--- BEGIN Given records ---
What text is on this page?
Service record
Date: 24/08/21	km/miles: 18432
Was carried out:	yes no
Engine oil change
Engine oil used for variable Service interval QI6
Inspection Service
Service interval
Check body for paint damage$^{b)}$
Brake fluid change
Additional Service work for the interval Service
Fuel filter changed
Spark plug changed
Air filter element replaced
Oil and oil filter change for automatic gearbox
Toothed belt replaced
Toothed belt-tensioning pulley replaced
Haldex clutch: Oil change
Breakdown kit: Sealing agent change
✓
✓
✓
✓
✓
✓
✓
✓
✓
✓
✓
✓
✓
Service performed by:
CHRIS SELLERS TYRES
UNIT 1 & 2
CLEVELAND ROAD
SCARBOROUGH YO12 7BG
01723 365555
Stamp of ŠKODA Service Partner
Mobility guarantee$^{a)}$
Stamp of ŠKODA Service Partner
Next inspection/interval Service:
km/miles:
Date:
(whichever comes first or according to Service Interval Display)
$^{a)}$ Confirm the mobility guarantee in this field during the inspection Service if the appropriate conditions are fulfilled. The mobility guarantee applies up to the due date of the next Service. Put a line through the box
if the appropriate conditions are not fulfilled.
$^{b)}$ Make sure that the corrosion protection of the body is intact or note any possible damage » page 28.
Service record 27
--- END Given records ---
▶ Written exercise
Go through the listing above and pull out each line containing the word "fulfilled".

▶ Result of this exercise
$^{a)}$ Confirm the mobility guarantee in this field during the inspection Service if the appropriate conditions are fulfilled. The mobility guarantee applies up to the due date of the next Service. Put a line through the box
if the appropriate conditions are not fulfilled.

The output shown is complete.